◆ **Description of the task**
With the pictures omitted, write out the entries that follow exactly as they stand.

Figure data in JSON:
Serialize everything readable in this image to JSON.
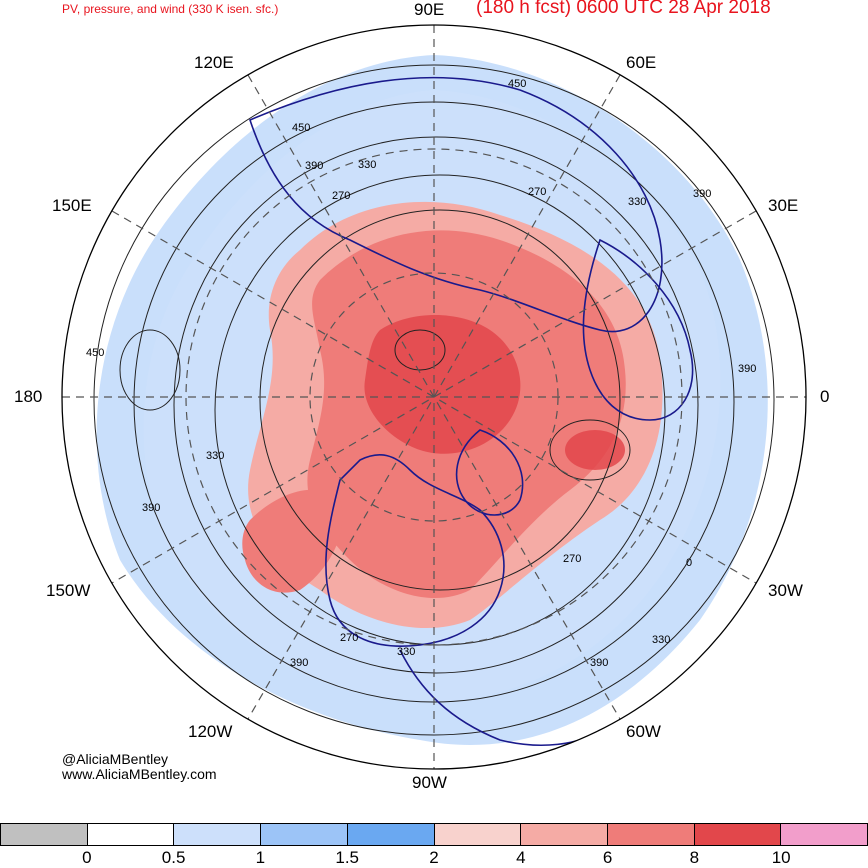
{
  "header": {
    "left_title": "PV, pressure, and wind (330 K isen. sfc.)",
    "right_title": "(180 h fcst) 0600 UTC 28 Apr 2018"
  },
  "longitude_labels": {
    "e90": "90E",
    "e60": "60E",
    "e120": "120E",
    "e30": "30E",
    "e150": "150E",
    "lon180": "180",
    "lon0": "0",
    "w150": "150W",
    "w30": "30W",
    "w120": "120W",
    "w60": "60W",
    "w90": "90W"
  },
  "contour_labels": [
    "450",
    "450",
    "330",
    "390",
    "270",
    "270",
    "330",
    "390",
    "450",
    "330",
    "390",
    "390",
    "270",
    "0",
    "330",
    "390",
    "270",
    "330",
    "390"
  ],
  "credits": {
    "handle": "@AliciaMBentley",
    "website": "www.AliciaMBentley.com"
  },
  "colorbar": {
    "colors": [
      "#c0c0c0",
      "#ffffff",
      "#cde0fb",
      "#9cc4f7",
      "#6aa8f1",
      "#f8d2cd",
      "#f5aba5",
      "#ef7c79",
      "#e2474b",
      "#f29ecb"
    ],
    "ticks": [
      "0",
      "0.5",
      "1",
      "1.5",
      "2",
      "4",
      "6",
      "8",
      "10"
    ]
  },
  "map_colors": {
    "land_outline": "#1a1a8c",
    "pv_high": "#e2474b",
    "pv_mid": "#ef7c79",
    "pv_low": "#f5aba5",
    "pv_blue": "#9cc4f7",
    "pv_lightblue": "#cde0fb",
    "contour": "#222222",
    "grid": "#555555"
  }
}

◆ **Written answer**
Serialize everything readable in this image to JSON.
{
  "header": {
    "left_title": "PV, pressure, and wind (330 K isen. sfc.)",
    "right_title": "(180 h fcst) 0600 UTC 28 Apr 2018"
  },
  "longitude_labels": {
    "e90": "90E",
    "e60": "60E",
    "e120": "120E",
    "e30": "30E",
    "e150": "150E",
    "lon180": "180",
    "lon0": "0",
    "w150": "150W",
    "w30": "30W",
    "w120": "120W",
    "w60": "60W",
    "w90": "90W"
  },
  "contour_labels": [
    "450",
    "450",
    "330",
    "390",
    "270",
    "270",
    "330",
    "390",
    "450",
    "330",
    "390",
    "390",
    "270",
    "0",
    "330",
    "390",
    "270",
    "330",
    "390"
  ],
  "credits": {
    "handle": "@AliciaMBentley",
    "website": "www.AliciaMBentley.com"
  },
  "colorbar": {
    "colors": [
      "#c0c0c0",
      "#ffffff",
      "#cde0fb",
      "#9cc4f7",
      "#6aa8f1",
      "#f8d2cd",
      "#f5aba5",
      "#ef7c79",
      "#e2474b",
      "#f29ecb"
    ],
    "ticks": [
      "0",
      "0.5",
      "1",
      "1.5",
      "2",
      "4",
      "6",
      "8",
      "10"
    ]
  },
  "map_colors": {
    "land_outline": "#1a1a8c",
    "pv_high": "#e2474b",
    "pv_mid": "#ef7c79",
    "pv_low": "#f5aba5",
    "pv_blue": "#9cc4f7",
    "pv_lightblue": "#cde0fb",
    "contour": "#222222",
    "grid": "#555555"
  }
}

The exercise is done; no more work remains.